Select, from the material below, each line with "вапняного" in it.

########

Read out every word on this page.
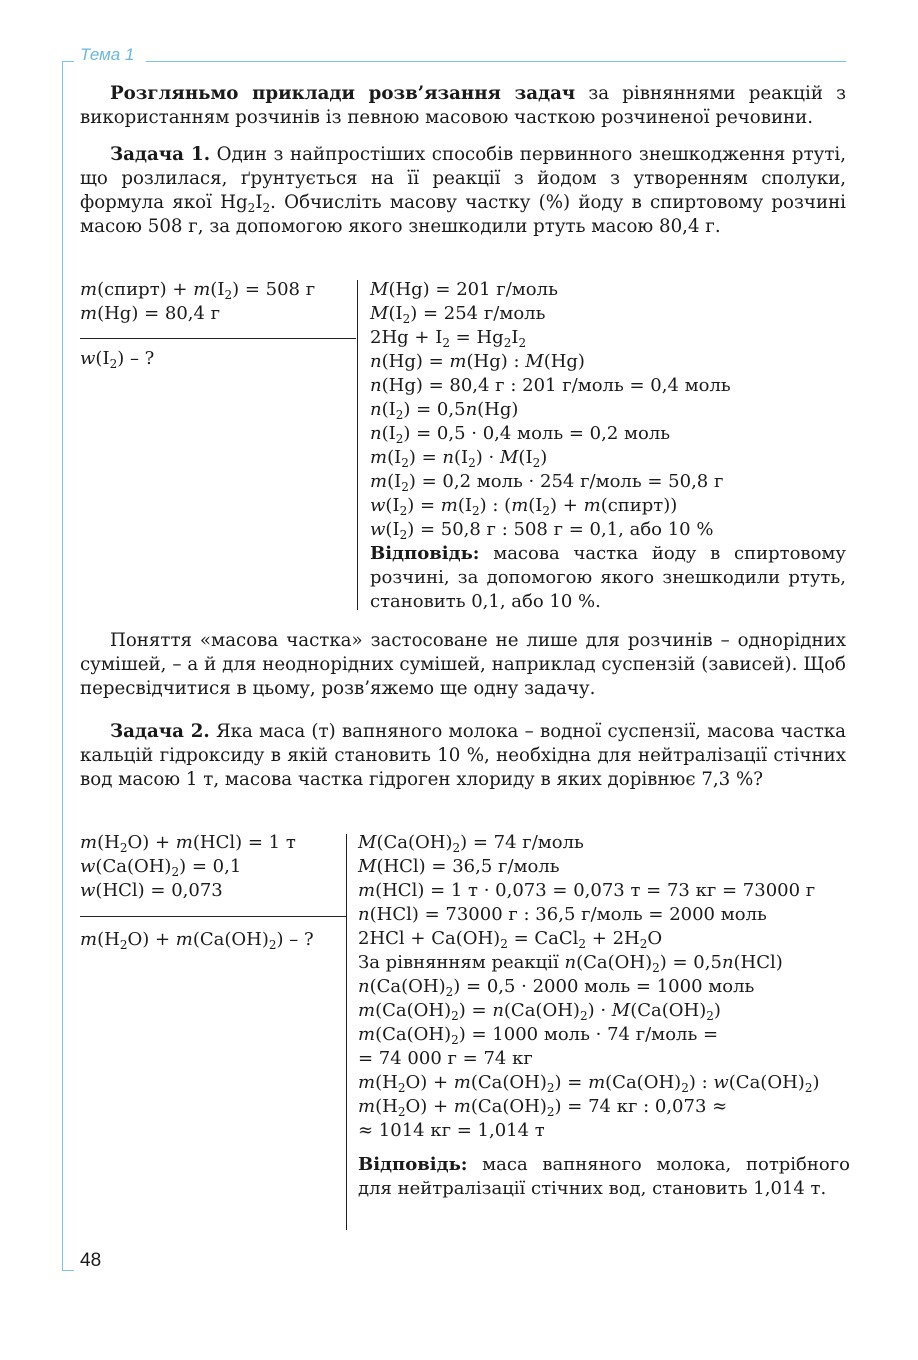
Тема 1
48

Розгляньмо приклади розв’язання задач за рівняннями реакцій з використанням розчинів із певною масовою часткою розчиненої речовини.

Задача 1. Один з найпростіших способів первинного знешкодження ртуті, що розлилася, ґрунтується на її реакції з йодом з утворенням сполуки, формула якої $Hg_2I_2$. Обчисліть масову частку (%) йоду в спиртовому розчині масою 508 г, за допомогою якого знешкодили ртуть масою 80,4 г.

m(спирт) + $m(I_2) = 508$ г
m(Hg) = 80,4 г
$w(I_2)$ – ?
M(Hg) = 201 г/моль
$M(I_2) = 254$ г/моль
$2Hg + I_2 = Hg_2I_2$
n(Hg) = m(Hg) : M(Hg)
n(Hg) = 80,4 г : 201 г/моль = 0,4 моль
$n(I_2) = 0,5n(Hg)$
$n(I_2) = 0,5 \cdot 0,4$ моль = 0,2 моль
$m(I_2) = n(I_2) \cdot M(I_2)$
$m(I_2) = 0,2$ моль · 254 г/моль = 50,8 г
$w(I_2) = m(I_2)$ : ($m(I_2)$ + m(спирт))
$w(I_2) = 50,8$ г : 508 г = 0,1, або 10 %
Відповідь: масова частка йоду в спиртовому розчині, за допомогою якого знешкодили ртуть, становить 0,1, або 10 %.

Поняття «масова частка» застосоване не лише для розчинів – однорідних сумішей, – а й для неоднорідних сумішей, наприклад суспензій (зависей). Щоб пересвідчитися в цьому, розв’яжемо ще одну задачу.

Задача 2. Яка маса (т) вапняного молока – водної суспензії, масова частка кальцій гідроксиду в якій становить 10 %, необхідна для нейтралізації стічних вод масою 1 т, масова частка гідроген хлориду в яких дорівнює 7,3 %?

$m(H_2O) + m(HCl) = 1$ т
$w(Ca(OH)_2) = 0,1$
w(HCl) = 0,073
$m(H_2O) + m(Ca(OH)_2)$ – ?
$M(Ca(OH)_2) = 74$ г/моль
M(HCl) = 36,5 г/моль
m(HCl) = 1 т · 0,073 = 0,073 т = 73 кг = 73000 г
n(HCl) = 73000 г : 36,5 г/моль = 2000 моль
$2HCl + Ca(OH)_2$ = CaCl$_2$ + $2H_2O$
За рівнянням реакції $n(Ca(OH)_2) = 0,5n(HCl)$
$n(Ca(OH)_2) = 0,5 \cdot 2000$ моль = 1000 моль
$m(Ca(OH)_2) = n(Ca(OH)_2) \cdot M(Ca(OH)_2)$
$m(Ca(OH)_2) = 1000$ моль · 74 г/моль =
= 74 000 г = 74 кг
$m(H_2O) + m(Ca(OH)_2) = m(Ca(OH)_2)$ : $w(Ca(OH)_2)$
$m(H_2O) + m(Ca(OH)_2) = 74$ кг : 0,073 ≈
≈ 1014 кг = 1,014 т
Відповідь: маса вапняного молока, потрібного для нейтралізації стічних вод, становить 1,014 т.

########

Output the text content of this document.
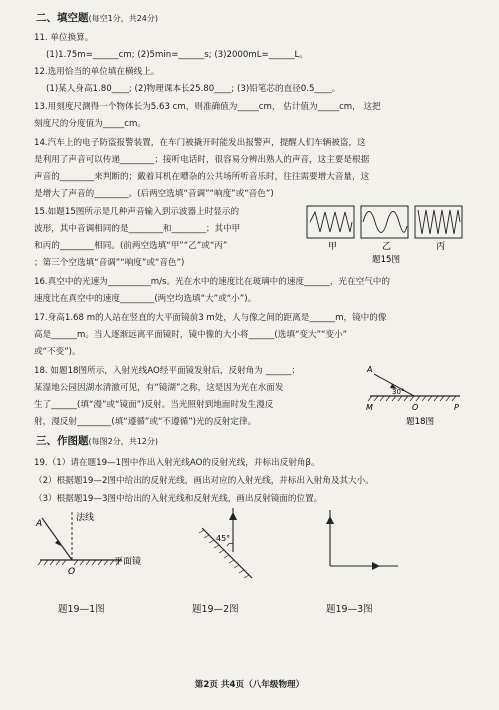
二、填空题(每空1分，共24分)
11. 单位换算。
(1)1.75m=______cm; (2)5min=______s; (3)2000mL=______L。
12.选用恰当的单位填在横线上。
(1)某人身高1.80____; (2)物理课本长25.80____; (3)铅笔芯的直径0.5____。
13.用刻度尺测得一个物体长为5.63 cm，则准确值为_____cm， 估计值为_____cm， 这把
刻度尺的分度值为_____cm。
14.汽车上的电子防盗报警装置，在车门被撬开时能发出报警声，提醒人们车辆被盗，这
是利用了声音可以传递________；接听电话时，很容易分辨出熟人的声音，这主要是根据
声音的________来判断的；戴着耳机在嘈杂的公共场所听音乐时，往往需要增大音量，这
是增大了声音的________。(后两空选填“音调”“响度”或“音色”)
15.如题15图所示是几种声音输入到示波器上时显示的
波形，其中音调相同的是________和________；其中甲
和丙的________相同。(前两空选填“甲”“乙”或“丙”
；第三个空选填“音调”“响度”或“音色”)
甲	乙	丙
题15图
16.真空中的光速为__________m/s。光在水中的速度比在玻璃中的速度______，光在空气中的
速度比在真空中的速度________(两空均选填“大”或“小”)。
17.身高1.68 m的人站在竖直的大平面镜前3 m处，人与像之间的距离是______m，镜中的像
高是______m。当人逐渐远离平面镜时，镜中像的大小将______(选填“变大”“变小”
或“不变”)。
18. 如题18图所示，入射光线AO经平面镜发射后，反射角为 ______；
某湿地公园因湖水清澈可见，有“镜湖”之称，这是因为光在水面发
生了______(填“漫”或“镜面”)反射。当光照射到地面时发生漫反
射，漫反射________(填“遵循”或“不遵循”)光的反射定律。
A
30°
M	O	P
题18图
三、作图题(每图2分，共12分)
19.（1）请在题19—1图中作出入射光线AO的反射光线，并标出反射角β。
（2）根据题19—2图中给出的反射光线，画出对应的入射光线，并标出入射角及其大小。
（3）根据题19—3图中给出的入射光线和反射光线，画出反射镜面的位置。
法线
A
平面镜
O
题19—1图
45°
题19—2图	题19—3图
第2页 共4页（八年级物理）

########

▶ [COMPLETED TASK]:
Задача 2. Яка маса (т) вапняного молока – водної суспензії, масова частка кальцій гідроксиду в якій становить 10 %, необхідна для нейтралізації стічних вод масою 1 т, масова частка гідроген хлориду в яких дорівнює 7,3 %?
Відповідь: маса вапняного молока, потрібного для нейтралізації стічних вод, становить 1,014 т.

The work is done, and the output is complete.